Objective >>
Reproduce every line of the records below character for character, with no changes.

········

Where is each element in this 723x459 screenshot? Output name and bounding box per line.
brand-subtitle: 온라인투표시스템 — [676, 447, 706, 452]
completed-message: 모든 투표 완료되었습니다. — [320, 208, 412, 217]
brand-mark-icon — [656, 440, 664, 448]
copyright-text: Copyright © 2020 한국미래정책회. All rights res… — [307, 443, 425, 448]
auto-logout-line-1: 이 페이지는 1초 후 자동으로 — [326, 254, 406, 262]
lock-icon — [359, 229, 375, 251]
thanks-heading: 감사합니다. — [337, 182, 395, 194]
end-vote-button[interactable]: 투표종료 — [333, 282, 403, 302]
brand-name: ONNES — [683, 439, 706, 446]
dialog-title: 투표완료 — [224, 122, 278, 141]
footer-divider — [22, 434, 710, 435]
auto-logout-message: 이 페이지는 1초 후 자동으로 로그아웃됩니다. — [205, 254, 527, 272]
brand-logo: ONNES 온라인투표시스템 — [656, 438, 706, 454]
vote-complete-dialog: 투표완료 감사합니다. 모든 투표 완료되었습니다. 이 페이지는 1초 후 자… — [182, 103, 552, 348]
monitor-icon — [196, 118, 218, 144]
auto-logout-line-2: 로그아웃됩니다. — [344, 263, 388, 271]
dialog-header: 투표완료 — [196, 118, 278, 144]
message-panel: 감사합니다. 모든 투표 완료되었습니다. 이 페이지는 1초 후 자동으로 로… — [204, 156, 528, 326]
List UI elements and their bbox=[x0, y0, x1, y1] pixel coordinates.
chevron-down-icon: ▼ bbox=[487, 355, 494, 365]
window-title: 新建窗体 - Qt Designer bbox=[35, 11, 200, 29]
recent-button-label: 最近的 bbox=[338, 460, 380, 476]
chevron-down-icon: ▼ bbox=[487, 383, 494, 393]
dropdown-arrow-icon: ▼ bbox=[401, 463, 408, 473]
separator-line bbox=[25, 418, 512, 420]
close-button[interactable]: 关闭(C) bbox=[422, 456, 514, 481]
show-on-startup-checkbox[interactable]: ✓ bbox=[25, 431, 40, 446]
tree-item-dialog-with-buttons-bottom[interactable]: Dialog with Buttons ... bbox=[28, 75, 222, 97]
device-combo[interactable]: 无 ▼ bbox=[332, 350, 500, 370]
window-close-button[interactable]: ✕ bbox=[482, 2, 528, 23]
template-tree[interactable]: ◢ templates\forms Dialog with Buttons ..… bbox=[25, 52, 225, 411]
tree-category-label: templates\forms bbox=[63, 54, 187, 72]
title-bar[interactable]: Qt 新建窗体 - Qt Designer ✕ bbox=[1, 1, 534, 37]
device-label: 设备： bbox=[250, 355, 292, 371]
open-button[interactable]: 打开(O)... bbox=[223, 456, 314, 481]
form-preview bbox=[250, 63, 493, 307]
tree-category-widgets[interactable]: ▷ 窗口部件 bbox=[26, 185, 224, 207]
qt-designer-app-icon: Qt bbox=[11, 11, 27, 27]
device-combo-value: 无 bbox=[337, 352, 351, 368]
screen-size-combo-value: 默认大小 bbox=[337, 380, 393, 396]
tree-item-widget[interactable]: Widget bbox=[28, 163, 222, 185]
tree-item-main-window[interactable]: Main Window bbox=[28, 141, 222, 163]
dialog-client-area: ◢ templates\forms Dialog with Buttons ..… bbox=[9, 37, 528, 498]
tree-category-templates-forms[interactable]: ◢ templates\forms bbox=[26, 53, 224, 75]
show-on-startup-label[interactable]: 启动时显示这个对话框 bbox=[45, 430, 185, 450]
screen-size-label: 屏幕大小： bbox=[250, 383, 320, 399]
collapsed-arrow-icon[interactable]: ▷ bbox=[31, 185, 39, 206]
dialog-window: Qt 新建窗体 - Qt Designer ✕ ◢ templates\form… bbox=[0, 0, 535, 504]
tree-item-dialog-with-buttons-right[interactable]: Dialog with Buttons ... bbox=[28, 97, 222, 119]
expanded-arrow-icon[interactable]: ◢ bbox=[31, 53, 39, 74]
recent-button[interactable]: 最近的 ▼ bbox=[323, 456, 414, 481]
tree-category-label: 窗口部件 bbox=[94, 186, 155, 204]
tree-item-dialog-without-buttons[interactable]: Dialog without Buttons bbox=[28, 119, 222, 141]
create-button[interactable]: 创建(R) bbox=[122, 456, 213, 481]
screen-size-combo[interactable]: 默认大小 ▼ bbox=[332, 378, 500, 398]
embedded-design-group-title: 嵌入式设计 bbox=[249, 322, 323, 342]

········

Task answer >>
Where is each element in this 723x459 screenshot? Output name and bounding box per line.
brand-subtitle: 온라인투표시스템 — [676, 447, 706, 452]
completed-message: 모든 투표 완료되었습니다. — [320, 208, 412, 217]
brand-mark-icon — [656, 440, 664, 448]
copyright-text: Copyright © 2020 한국미래정책회. All rights res… — [307, 443, 425, 448]
auto-logout-line-1: 이 페이지는 1초 후 자동으로 — [326, 254, 406, 262]
lock-icon — [359, 229, 375, 251]
thanks-heading: 감사합니다. — [337, 182, 395, 194]
end-vote-button[interactable]: 투표종료 — [333, 282, 403, 302]
brand-name: ONNES — [683, 439, 706, 446]
dialog-title: 투표완료 — [224, 122, 278, 141]
footer-divider — [22, 434, 710, 435]
auto-logout-message: 이 페이지는 1초 후 자동으로 로그아웃됩니다. — [205, 254, 527, 272]
brand-logo: ONNES 온라인투표시스템 — [656, 438, 706, 454]
vote-complete-dialog: 투표완료 감사합니다. 모든 투표 완료되었습니다. 이 페이지는 1초 후 자… — [182, 103, 552, 348]
monitor-icon — [196, 118, 218, 144]
auto-logout-line-2: 로그아웃됩니다. — [344, 263, 388, 271]
dialog-header: 투표완료 — [196, 118, 278, 144]
message-panel: 감사합니다. 모든 투표 완료되었습니다. 이 페이지는 1초 후 자동으로 로… — [204, 156, 528, 326]
List UI elements and their bbox=[x0, y0, x1, y1] pixel coordinates.
chevron-down-icon: ▼ bbox=[487, 355, 494, 365]
window-title: 新建窗体 - Qt Designer bbox=[35, 11, 200, 29]
recent-button-label: 最近的 bbox=[338, 460, 380, 476]
chevron-down-icon: ▼ bbox=[487, 383, 494, 393]
dropdown-arrow-icon: ▼ bbox=[401, 463, 408, 473]
separator-line bbox=[25, 418, 512, 420]
close-button[interactable]: 关闭(C) bbox=[422, 456, 514, 481]
show-on-startup-checkbox[interactable]: ✓ bbox=[25, 431, 40, 446]
tree-item-dialog-with-buttons-bottom[interactable]: Dialog with Buttons ... bbox=[28, 75, 222, 97]
device-combo[interactable]: 无 ▼ bbox=[332, 350, 500, 370]
window-close-button[interactable]: ✕ bbox=[482, 2, 528, 23]
template-tree[interactable]: ◢ templates\forms Dialog with Buttons ..… bbox=[25, 52, 225, 411]
tree-category-label: templates\forms bbox=[63, 54, 187, 72]
title-bar[interactable]: Qt 新建窗体 - Qt Designer ✕ bbox=[1, 1, 534, 37]
device-label: 设备： bbox=[250, 355, 292, 371]
open-button[interactable]: 打开(O)... bbox=[223, 456, 314, 481]
form-preview bbox=[250, 63, 493, 307]
tree-category-widgets[interactable]: ▷ 窗口部件 bbox=[26, 185, 224, 207]
qt-designer-app-icon: Qt bbox=[11, 11, 27, 27]
device-combo-value: 无 bbox=[337, 352, 351, 368]
screen-size-combo-value: 默认大小 bbox=[337, 380, 393, 396]
tree-item-widget[interactable]: Widget bbox=[28, 163, 222, 185]
tree-item-main-window[interactable]: Main Window bbox=[28, 141, 222, 163]
dialog-client-area: ◢ templates\forms Dialog with Buttons ..… bbox=[9, 37, 528, 498]
tree-category-templates-forms[interactable]: ◢ templates\forms bbox=[26, 53, 224, 75]
show-on-startup-label[interactable]: 启动时显示这个对话框 bbox=[45, 430, 185, 450]
screen-size-label: 屏幕大小： bbox=[250, 383, 320, 399]
collapsed-arrow-icon[interactable]: ▷ bbox=[31, 185, 39, 206]
dialog-window: Qt 新建窗体 - Qt Designer ✕ ◢ templates\form… bbox=[0, 0, 535, 504]
tree-item-dialog-with-buttons-right[interactable]: Dialog with Buttons ... bbox=[28, 97, 222, 119]
expanded-arrow-icon[interactable]: ◢ bbox=[31, 53, 39, 74]
recent-button[interactable]: 最近的 ▼ bbox=[323, 456, 414, 481]
tree-category-label: 窗口部件 bbox=[94, 186, 155, 204]
tree-item-dialog-without-buttons[interactable]: Dialog without Buttons bbox=[28, 119, 222, 141]
create-button[interactable]: 创建(R) bbox=[122, 456, 213, 481]
screen-size-combo[interactable]: 默认大小 ▼ bbox=[332, 378, 500, 398]
embedded-design-group-title: 嵌入式设计 bbox=[249, 322, 323, 342]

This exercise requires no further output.